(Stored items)
------------------------------------------------------------------------

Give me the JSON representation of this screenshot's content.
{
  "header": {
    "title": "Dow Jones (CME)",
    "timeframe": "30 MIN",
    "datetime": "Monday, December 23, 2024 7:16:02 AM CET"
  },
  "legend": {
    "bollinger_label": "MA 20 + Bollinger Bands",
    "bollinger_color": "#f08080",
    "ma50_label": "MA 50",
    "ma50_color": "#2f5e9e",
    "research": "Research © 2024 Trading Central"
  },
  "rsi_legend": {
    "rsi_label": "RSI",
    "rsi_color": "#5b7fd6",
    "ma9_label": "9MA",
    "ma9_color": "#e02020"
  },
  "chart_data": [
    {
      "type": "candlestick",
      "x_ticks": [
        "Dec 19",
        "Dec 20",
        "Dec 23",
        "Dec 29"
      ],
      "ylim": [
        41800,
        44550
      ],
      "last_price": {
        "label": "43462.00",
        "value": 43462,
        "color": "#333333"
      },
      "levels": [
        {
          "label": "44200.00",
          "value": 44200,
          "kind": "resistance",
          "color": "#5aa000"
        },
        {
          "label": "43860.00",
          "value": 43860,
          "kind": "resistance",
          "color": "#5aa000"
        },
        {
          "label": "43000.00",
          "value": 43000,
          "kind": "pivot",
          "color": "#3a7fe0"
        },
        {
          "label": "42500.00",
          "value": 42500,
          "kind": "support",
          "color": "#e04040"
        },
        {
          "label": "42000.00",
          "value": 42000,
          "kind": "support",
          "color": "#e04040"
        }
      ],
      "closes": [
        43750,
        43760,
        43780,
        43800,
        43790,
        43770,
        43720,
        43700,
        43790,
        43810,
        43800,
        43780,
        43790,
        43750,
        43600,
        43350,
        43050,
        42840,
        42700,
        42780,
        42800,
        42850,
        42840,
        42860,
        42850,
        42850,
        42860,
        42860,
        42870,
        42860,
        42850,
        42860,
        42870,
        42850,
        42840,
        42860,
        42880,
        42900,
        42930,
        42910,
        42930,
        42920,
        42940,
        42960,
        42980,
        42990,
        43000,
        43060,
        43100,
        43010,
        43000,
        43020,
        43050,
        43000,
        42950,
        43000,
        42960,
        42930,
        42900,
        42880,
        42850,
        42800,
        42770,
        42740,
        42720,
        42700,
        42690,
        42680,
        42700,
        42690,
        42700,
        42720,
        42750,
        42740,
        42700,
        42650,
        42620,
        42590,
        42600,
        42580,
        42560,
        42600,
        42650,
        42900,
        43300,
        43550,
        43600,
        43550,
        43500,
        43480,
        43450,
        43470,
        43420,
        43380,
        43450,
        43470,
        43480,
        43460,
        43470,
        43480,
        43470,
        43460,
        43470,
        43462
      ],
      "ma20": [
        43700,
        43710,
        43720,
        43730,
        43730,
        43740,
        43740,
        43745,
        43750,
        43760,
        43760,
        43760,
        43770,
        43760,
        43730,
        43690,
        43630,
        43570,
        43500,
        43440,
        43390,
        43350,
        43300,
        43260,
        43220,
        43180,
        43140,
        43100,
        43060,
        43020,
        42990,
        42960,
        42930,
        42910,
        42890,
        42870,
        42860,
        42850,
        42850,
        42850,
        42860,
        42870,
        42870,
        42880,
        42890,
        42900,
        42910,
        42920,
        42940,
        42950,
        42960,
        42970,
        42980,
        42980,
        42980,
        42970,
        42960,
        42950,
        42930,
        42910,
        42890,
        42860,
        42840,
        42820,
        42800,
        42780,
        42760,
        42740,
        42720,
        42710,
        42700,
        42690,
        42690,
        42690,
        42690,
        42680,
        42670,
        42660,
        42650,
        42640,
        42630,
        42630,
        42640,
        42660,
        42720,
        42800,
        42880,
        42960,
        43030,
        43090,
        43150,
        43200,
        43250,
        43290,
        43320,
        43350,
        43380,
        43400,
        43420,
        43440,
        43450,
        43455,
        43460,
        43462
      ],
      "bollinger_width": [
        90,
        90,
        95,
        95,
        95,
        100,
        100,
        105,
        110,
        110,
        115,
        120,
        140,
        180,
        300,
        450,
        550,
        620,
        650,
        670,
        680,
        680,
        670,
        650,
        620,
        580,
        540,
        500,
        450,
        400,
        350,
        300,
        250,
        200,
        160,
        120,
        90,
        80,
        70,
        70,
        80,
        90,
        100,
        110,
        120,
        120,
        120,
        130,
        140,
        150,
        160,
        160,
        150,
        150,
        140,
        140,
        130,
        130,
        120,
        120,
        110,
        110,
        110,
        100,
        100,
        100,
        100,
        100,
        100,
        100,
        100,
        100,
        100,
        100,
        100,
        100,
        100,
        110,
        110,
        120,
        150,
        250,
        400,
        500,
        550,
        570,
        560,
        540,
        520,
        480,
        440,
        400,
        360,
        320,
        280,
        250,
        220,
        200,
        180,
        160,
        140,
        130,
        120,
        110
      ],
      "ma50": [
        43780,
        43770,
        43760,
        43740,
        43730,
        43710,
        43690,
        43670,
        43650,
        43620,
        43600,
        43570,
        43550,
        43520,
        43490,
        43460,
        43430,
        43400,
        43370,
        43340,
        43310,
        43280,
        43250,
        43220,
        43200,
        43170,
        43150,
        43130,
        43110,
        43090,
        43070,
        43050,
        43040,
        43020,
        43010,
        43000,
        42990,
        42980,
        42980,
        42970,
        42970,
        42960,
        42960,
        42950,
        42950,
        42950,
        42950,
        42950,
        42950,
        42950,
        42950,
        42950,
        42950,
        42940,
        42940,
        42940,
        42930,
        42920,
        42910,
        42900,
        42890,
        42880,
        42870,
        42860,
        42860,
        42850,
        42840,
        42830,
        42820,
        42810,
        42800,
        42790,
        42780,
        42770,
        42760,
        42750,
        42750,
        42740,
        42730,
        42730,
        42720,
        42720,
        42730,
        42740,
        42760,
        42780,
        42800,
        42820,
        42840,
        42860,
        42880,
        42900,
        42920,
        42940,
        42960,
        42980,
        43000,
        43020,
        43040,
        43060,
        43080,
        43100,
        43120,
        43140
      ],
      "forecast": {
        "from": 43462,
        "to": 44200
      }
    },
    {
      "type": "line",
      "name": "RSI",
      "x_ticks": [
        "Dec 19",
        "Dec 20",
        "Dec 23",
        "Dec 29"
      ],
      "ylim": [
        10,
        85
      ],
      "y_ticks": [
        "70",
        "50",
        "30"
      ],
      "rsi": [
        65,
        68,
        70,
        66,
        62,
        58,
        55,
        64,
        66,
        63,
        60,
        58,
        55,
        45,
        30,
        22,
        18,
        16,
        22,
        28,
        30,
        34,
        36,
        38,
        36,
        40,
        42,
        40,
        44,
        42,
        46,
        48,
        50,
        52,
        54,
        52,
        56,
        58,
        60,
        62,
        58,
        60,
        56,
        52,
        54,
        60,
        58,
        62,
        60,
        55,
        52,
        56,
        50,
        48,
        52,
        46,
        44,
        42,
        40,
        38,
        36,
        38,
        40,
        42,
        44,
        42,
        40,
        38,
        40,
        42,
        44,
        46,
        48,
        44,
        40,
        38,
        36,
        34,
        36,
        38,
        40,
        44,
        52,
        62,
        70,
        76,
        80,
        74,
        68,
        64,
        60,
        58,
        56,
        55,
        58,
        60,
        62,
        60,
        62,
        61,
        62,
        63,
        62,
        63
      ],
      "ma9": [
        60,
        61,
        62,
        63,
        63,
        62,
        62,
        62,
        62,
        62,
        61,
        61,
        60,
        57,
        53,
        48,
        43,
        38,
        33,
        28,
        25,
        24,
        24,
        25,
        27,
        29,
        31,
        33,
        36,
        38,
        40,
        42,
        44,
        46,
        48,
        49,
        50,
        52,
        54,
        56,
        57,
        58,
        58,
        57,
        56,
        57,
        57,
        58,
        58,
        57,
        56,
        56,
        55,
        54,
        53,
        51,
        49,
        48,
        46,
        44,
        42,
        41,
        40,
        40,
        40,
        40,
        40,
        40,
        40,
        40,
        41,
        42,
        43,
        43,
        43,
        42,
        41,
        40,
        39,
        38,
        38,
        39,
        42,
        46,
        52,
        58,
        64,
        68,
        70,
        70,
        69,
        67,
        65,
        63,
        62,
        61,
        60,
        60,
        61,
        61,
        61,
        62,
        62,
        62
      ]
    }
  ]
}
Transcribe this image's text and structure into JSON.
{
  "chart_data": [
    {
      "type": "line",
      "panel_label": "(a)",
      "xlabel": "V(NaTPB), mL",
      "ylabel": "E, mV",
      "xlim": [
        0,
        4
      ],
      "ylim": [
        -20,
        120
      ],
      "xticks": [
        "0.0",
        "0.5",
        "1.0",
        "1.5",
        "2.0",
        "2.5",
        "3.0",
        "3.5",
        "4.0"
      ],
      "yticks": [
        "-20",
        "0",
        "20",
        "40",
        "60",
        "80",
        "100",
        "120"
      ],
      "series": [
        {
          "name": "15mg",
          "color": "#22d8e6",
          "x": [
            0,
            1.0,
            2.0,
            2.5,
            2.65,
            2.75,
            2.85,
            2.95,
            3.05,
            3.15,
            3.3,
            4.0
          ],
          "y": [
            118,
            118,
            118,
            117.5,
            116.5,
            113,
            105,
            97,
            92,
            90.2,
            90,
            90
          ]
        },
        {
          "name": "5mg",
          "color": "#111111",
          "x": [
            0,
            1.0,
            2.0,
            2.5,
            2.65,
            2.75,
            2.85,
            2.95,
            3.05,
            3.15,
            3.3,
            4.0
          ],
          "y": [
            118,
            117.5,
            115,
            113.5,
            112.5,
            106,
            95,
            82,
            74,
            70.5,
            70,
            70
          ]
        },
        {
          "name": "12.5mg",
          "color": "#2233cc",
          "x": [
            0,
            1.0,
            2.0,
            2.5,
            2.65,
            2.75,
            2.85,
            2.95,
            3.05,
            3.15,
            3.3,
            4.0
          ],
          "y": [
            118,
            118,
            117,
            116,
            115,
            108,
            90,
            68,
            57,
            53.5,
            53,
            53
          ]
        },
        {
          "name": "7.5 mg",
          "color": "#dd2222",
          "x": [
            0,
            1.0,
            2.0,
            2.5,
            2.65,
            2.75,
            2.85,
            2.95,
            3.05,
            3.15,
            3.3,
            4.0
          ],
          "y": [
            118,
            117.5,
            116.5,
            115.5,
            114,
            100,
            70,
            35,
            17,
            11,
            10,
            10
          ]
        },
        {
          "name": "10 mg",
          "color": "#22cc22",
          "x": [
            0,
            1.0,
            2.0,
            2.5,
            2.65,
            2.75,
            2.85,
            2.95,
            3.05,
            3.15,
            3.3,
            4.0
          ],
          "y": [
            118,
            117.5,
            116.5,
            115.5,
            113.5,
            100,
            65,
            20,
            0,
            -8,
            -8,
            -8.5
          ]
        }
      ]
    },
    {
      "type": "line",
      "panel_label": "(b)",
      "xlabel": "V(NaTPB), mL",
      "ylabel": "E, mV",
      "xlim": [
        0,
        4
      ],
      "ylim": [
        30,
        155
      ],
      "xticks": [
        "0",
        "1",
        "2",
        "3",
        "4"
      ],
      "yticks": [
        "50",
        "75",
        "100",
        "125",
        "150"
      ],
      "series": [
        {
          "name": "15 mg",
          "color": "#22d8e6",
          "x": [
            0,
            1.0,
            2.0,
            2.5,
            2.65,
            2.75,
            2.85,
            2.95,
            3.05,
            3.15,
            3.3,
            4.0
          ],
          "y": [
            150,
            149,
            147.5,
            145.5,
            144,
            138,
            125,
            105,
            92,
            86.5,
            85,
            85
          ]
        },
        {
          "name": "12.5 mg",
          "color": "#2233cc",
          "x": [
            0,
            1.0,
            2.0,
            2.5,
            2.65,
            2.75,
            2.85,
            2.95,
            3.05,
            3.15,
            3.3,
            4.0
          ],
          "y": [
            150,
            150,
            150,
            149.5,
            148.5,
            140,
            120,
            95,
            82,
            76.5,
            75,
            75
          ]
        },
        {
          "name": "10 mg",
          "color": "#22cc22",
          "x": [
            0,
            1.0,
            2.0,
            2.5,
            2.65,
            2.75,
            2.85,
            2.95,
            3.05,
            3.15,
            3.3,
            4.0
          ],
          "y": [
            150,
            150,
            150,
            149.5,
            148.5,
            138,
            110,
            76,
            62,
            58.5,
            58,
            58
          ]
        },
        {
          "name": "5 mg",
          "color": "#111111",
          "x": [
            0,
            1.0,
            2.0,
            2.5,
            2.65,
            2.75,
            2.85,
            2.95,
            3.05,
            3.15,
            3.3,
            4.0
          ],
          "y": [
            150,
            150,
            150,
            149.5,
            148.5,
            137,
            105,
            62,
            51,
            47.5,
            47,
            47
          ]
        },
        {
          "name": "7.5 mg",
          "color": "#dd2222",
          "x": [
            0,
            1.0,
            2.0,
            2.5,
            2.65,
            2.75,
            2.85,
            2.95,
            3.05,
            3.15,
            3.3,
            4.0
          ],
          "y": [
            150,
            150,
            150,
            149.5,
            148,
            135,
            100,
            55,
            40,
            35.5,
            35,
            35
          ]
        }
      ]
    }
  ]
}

------------------------------------------------------------------------

Find every line in the records above that holds the word "JSON", and copy each one.

Give me the JSON representation of this screenshot's content.
Transcribe this image's text and structure into JSON.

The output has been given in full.